INFORMATION PROVIDED
..............................

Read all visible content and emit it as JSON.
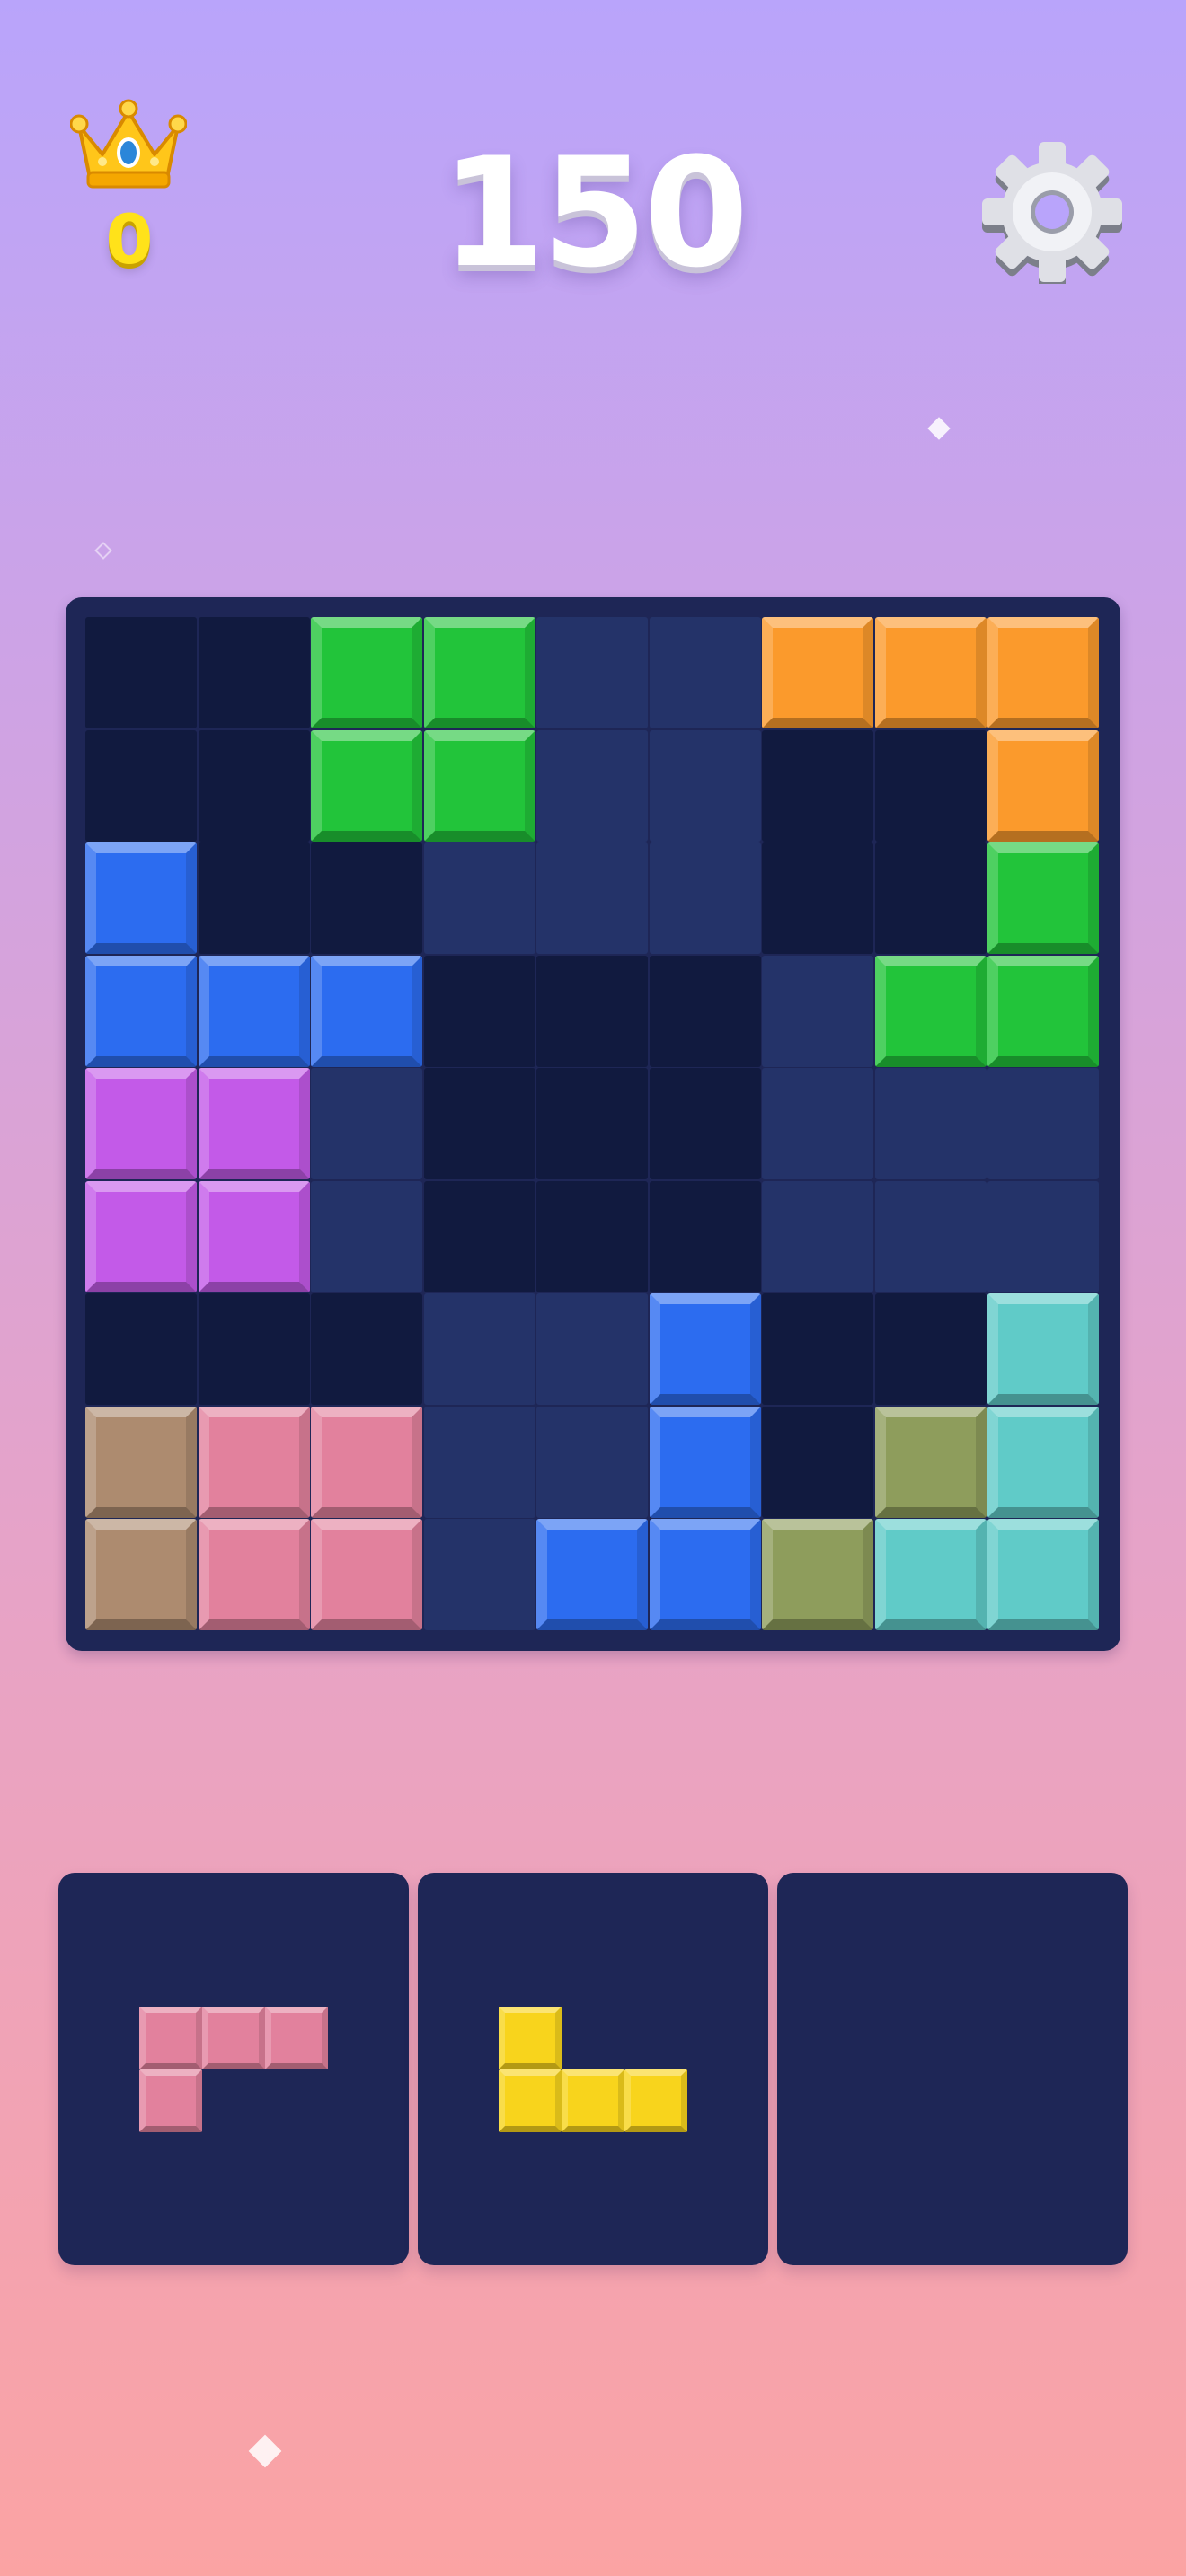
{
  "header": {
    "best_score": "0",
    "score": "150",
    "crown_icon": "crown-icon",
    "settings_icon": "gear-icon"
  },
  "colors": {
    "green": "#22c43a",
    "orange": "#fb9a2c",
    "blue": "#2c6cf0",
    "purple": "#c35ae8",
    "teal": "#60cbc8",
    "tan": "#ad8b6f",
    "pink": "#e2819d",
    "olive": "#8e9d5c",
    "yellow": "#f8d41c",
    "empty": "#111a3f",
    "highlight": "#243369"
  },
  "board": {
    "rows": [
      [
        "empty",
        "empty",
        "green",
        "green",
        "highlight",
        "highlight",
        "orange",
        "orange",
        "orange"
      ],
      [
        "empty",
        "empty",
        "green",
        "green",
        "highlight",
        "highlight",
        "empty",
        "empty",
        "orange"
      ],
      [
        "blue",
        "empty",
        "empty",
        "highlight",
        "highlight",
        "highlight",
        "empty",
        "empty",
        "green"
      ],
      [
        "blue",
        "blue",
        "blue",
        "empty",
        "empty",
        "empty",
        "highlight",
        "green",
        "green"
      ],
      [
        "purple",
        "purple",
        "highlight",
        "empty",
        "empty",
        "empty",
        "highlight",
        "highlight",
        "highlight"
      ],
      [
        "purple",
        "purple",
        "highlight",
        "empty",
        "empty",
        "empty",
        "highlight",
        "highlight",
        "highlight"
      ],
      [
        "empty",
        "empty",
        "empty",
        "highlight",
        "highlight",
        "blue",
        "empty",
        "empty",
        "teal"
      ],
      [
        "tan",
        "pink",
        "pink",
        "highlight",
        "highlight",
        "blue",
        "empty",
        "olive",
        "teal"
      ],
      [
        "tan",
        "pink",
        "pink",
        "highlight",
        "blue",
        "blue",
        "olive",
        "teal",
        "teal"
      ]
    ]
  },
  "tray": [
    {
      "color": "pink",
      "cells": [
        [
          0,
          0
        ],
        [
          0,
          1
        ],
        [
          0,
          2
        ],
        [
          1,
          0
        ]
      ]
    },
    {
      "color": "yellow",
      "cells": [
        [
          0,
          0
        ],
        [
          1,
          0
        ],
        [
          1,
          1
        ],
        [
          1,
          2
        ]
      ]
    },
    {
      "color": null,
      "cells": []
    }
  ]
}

..............................

EXERCISE DETAILS
Repeat all the records above exactly, leaving out any pictures.

FULL SOLUTION
Read all visible content and emit it as JSON.
{
  "header": {
    "best_score": "0",
    "score": "150",
    "crown_icon": "crown-icon",
    "settings_icon": "gear-icon"
  },
  "colors": {
    "green": "#22c43a",
    "orange": "#fb9a2c",
    "blue": "#2c6cf0",
    "purple": "#c35ae8",
    "teal": "#60cbc8",
    "tan": "#ad8b6f",
    "pink": "#e2819d",
    "olive": "#8e9d5c",
    "yellow": "#f8d41c",
    "empty": "#111a3f",
    "highlight": "#243369"
  },
  "board": {
    "rows": [
      [
        "empty",
        "empty",
        "green",
        "green",
        "highlight",
        "highlight",
        "orange",
        "orange",
        "orange"
      ],
      [
        "empty",
        "empty",
        "green",
        "green",
        "highlight",
        "highlight",
        "empty",
        "empty",
        "orange"
      ],
      [
        "blue",
        "empty",
        "empty",
        "highlight",
        "highlight",
        "highlight",
        "empty",
        "empty",
        "green"
      ],
      [
        "blue",
        "blue",
        "blue",
        "empty",
        "empty",
        "empty",
        "highlight",
        "green",
        "green"
      ],
      [
        "purple",
        "purple",
        "highlight",
        "empty",
        "empty",
        "empty",
        "highlight",
        "highlight",
        "highlight"
      ],
      [
        "purple",
        "purple",
        "highlight",
        "empty",
        "empty",
        "empty",
        "highlight",
        "highlight",
        "highlight"
      ],
      [
        "empty",
        "empty",
        "empty",
        "highlight",
        "highlight",
        "blue",
        "empty",
        "empty",
        "teal"
      ],
      [
        "tan",
        "pink",
        "pink",
        "highlight",
        "highlight",
        "blue",
        "empty",
        "olive",
        "teal"
      ],
      [
        "tan",
        "pink",
        "pink",
        "highlight",
        "blue",
        "blue",
        "olive",
        "teal",
        "teal"
      ]
    ]
  },
  "tray": [
    {
      "color": "pink",
      "cells": [
        [
          0,
          0
        ],
        [
          0,
          1
        ],
        [
          0,
          2
        ],
        [
          1,
          0
        ]
      ]
    },
    {
      "color": "yellow",
      "cells": [
        [
          0,
          0
        ],
        [
          1,
          0
        ],
        [
          1,
          1
        ],
        [
          1,
          2
        ]
      ]
    },
    {
      "color": null,
      "cells": []
    }
  ]
}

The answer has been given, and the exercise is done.